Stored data
▬▬▬▬▬▬▬▬▬▬

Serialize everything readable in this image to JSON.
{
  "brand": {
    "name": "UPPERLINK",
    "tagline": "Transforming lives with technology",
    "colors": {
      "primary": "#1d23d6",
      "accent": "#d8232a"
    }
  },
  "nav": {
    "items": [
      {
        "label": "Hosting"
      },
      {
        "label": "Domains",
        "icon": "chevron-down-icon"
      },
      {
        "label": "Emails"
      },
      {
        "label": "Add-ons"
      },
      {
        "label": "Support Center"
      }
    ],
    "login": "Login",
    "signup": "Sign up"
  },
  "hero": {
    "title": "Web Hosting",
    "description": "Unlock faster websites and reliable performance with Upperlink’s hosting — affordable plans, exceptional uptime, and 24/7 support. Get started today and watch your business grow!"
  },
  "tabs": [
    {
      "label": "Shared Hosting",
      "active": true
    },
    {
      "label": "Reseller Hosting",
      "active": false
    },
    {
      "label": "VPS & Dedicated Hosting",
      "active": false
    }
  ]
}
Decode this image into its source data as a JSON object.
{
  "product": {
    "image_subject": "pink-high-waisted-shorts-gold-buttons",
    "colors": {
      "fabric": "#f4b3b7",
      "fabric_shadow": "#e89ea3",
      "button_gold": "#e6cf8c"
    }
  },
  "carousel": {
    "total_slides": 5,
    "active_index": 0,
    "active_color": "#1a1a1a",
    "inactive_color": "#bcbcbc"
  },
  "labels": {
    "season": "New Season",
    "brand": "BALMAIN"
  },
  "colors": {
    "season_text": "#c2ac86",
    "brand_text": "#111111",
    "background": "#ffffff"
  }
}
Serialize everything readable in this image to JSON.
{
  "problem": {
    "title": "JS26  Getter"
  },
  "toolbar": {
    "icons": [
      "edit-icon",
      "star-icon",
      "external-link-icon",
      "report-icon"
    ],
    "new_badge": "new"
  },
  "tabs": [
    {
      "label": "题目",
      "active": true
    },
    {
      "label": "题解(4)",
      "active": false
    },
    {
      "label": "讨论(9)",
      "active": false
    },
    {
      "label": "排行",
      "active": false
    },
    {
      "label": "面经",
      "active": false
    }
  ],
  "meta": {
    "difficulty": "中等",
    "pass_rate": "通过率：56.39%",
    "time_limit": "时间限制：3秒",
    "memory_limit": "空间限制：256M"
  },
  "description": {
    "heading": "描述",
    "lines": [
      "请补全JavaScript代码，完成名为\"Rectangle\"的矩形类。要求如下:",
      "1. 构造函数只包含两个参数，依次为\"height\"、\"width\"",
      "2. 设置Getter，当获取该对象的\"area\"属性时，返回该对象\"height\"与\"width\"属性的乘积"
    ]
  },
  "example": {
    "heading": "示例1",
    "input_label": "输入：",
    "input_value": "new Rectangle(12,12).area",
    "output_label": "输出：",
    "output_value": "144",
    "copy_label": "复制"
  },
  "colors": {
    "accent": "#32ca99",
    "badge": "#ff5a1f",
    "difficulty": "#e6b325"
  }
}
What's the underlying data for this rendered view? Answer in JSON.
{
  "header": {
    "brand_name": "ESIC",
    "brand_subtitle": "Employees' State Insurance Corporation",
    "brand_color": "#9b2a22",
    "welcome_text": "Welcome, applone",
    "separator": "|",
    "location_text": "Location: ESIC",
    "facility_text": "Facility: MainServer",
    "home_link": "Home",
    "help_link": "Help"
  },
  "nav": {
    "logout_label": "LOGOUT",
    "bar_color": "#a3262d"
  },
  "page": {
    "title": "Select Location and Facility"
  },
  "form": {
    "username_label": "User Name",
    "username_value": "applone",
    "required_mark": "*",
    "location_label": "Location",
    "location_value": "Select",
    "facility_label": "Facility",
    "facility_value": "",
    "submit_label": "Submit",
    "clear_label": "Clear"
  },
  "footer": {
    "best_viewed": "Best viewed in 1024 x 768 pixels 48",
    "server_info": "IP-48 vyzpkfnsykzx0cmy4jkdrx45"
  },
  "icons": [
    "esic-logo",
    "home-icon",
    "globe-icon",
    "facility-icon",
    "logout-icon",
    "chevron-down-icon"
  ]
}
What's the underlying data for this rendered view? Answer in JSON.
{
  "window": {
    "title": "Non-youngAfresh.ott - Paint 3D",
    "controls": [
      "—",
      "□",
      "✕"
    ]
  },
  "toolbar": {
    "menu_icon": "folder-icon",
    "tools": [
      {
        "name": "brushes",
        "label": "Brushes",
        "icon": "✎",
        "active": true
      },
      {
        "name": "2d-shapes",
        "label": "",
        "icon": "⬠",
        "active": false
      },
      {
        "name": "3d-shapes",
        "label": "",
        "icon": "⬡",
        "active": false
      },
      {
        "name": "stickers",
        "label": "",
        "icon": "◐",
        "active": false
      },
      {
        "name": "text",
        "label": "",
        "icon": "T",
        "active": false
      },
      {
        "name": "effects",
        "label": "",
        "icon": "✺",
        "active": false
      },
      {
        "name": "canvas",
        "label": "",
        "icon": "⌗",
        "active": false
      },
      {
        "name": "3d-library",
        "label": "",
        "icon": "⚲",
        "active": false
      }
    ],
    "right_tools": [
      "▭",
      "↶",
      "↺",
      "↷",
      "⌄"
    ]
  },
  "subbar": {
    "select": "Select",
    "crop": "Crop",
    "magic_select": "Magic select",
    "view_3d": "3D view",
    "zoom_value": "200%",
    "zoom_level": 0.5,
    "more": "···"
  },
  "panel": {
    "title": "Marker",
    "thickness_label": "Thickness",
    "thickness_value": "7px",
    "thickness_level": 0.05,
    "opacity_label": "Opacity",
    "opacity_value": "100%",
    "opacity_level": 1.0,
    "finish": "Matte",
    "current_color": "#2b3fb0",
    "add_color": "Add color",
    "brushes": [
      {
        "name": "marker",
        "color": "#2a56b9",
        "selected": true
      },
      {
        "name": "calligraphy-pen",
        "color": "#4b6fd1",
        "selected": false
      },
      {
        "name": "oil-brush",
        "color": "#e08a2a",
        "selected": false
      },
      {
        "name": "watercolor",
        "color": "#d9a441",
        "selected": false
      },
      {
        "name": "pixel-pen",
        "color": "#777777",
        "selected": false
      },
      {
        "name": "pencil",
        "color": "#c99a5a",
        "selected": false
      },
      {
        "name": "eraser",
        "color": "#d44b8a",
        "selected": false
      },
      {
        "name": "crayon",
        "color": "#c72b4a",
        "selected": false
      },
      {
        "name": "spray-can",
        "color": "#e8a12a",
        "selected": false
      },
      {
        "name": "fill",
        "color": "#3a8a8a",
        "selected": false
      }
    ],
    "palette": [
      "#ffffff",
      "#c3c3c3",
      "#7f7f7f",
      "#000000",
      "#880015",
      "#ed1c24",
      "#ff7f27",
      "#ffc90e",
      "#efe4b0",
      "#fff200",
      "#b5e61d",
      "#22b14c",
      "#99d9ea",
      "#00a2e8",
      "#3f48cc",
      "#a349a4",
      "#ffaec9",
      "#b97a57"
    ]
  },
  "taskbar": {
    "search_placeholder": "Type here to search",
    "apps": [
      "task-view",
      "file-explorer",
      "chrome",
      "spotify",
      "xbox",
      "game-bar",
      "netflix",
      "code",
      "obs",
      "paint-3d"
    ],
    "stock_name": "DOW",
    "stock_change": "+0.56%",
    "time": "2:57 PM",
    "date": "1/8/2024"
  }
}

▬▬▬▬▬▬▬▬▬▬

• [What the task requires]: Write all of the records out again exactly.

• [Final answer]:
Serialize everything readable in this image to JSON.
{
  "brand": {
    "name": "UPPERLINK",
    "tagline": "Transforming lives with technology",
    "colors": {
      "primary": "#1d23d6",
      "accent": "#d8232a"
    }
  },
  "nav": {
    "items": [
      {
        "label": "Hosting"
      },
      {
        "label": "Domains",
        "icon": "chevron-down-icon"
      },
      {
        "label": "Emails"
      },
      {
        "label": "Add-ons"
      },
      {
        "label": "Support Center"
      }
    ],
    "login": "Login",
    "signup": "Sign up"
  },
  "hero": {
    "title": "Web Hosting",
    "description": "Unlock faster websites and reliable performance with Upperlink’s hosting — affordable plans, exceptional uptime, and 24/7 support. Get started today and watch your business grow!"
  },
  "tabs": [
    {
      "label": "Shared Hosting",
      "active": true
    },
    {
      "label": "Reseller Hosting",
      "active": false
    },
    {
      "label": "VPS & Dedicated Hosting",
      "active": false
    }
  ]
}
Decode this image into its source data as a JSON object.
{
  "product": {
    "image_subject": "pink-high-waisted-shorts-gold-buttons",
    "colors": {
      "fabric": "#f4b3b7",
      "fabric_shadow": "#e89ea3",
      "button_gold": "#e6cf8c"
    }
  },
  "carousel": {
    "total_slides": 5,
    "active_index": 0,
    "active_color": "#1a1a1a",
    "inactive_color": "#bcbcbc"
  },
  "labels": {
    "season": "New Season",
    "brand": "BALMAIN"
  },
  "colors": {
    "season_text": "#c2ac86",
    "brand_text": "#111111",
    "background": "#ffffff"
  }
}
Serialize everything readable in this image to JSON.
{
  "problem": {
    "title": "JS26  Getter"
  },
  "toolbar": {
    "icons": [
      "edit-icon",
      "star-icon",
      "external-link-icon",
      "report-icon"
    ],
    "new_badge": "new"
  },
  "tabs": [
    {
      "label": "题目",
      "active": true
    },
    {
      "label": "题解(4)",
      "active": false
    },
    {
      "label": "讨论(9)",
      "active": false
    },
    {
      "label": "排行",
      "active": false
    },
    {
      "label": "面经",
      "active": false
    }
  ],
  "meta": {
    "difficulty": "中等",
    "pass_rate": "通过率：56.39%",
    "time_limit": "时间限制：3秒",
    "memory_limit": "空间限制：256M"
  },
  "description": {
    "heading": "描述",
    "lines": [
      "请补全JavaScript代码，完成名为\"Rectangle\"的矩形类。要求如下:",
      "1. 构造函数只包含两个参数，依次为\"height\"、\"width\"",
      "2. 设置Getter，当获取该对象的\"area\"属性时，返回该对象\"height\"与\"width\"属性的乘积"
    ]
  },
  "example": {
    "heading": "示例1",
    "input_label": "输入：",
    "input_value": "new Rectangle(12,12).area",
    "output_label": "输出：",
    "output_value": "144",
    "copy_label": "复制"
  },
  "colors": {
    "accent": "#32ca99",
    "badge": "#ff5a1f",
    "difficulty": "#e6b325"
  }
}
What's the underlying data for this rendered view? Answer in JSON.
{
  "header": {
    "brand_name": "ESIC",
    "brand_subtitle": "Employees' State Insurance Corporation",
    "brand_color": "#9b2a22",
    "welcome_text": "Welcome, applone",
    "separator": "|",
    "location_text": "Location: ESIC",
    "facility_text": "Facility: MainServer",
    "home_link": "Home",
    "help_link": "Help"
  },
  "nav": {
    "logout_label": "LOGOUT",
    "bar_color": "#a3262d"
  },
  "page": {
    "title": "Select Location and Facility"
  },
  "form": {
    "username_label": "User Name",
    "username_value": "applone",
    "required_mark": "*",
    "location_label": "Location",
    "location_value": "Select",
    "facility_label": "Facility",
    "facility_value": "",
    "submit_label": "Submit",
    "clear_label": "Clear"
  },
  "footer": {
    "best_viewed": "Best viewed in 1024 x 768 pixels 48",
    "server_info": "IP-48 vyzpkfnsykzx0cmy4jkdrx45"
  },
  "icons": [
    "esic-logo",
    "home-icon",
    "globe-icon",
    "facility-icon",
    "logout-icon",
    "chevron-down-icon"
  ]
}
What's the underlying data for this rendered view? Answer in JSON.
{
  "window": {
    "title": "Non-youngAfresh.ott - Paint 3D",
    "controls": [
      "—",
      "□",
      "✕"
    ]
  },
  "toolbar": {
    "menu_icon": "folder-icon",
    "tools": [
      {
        "name": "brushes",
        "label": "Brushes",
        "icon": "✎",
        "active": true
      },
      {
        "name": "2d-shapes",
        "label": "",
        "icon": "⬠",
        "active": false
      },
      {
        "name": "3d-shapes",
        "label": "",
        "icon": "⬡",
        "active": false
      },
      {
        "name": "stickers",
        "label": "",
        "icon": "◐",
        "active": false
      },
      {
        "name": "text",
        "label": "",
        "icon": "T",
        "active": false
      },
      {
        "name": "effects",
        "label": "",
        "icon": "✺",
        "active": false
      },
      {
        "name": "canvas",
        "label": "",
        "icon": "⌗",
        "active": false
      },
      {
        "name": "3d-library",
        "label": "",
        "icon": "⚲",
        "active": false
      }
    ],
    "right_tools": [
      "▭",
      "↶",
      "↺",
      "↷",
      "⌄"
    ]
  },
  "subbar": {
    "select": "Select",
    "crop": "Crop",
    "magic_select": "Magic select",
    "view_3d": "3D view",
    "zoom_value": "200%",
    "zoom_level": 0.5,
    "more": "···"
  },
  "panel": {
    "title": "Marker",
    "thickness_label": "Thickness",
    "thickness_value": "7px",
    "thickness_level": 0.05,
    "opacity_label": "Opacity",
    "opacity_value": "100%",
    "opacity_level": 1.0,
    "finish": "Matte",
    "current_color": "#2b3fb0",
    "add_color": "Add color",
    "brushes": [
      {
        "name": "marker",
        "color": "#2a56b9",
        "selected": true
      },
      {
        "name": "calligraphy-pen",
        "color": "#4b6fd1",
        "selected": false
      },
      {
        "name": "oil-brush",
        "color": "#e08a2a",
        "selected": false
      },
      {
        "name": "watercolor",
        "color": "#d9a441",
        "selected": false
      },
      {
        "name": "pixel-pen",
        "color": "#777777",
        "selected": false
      },
      {
        "name": "pencil",
        "color": "#c99a5a",
        "selected": false
      },
      {
        "name": "eraser",
        "color": "#d44b8a",
        "selected": false
      },
      {
        "name": "crayon",
        "color": "#c72b4a",
        "selected": false
      },
      {
        "name": "spray-can",
        "color": "#e8a12a",
        "selected": false
      },
      {
        "name": "fill",
        "color": "#3a8a8a",
        "selected": false
      }
    ],
    "palette": [
      "#ffffff",
      "#c3c3c3",
      "#7f7f7f",
      "#000000",
      "#880015",
      "#ed1c24",
      "#ff7f27",
      "#ffc90e",
      "#efe4b0",
      "#fff200",
      "#b5e61d",
      "#22b14c",
      "#99d9ea",
      "#00a2e8",
      "#3f48cc",
      "#a349a4",
      "#ffaec9",
      "#b97a57"
    ]
  },
  "taskbar": {
    "search_placeholder": "Type here to search",
    "apps": [
      "task-view",
      "file-explorer",
      "chrome",
      "spotify",
      "xbox",
      "game-bar",
      "netflix",
      "code",
      "obs",
      "paint-3d"
    ],
    "stock_name": "DOW",
    "stock_change": "+0.56%",
    "time": "2:57 PM",
    "date": "1/8/2024"
  }
}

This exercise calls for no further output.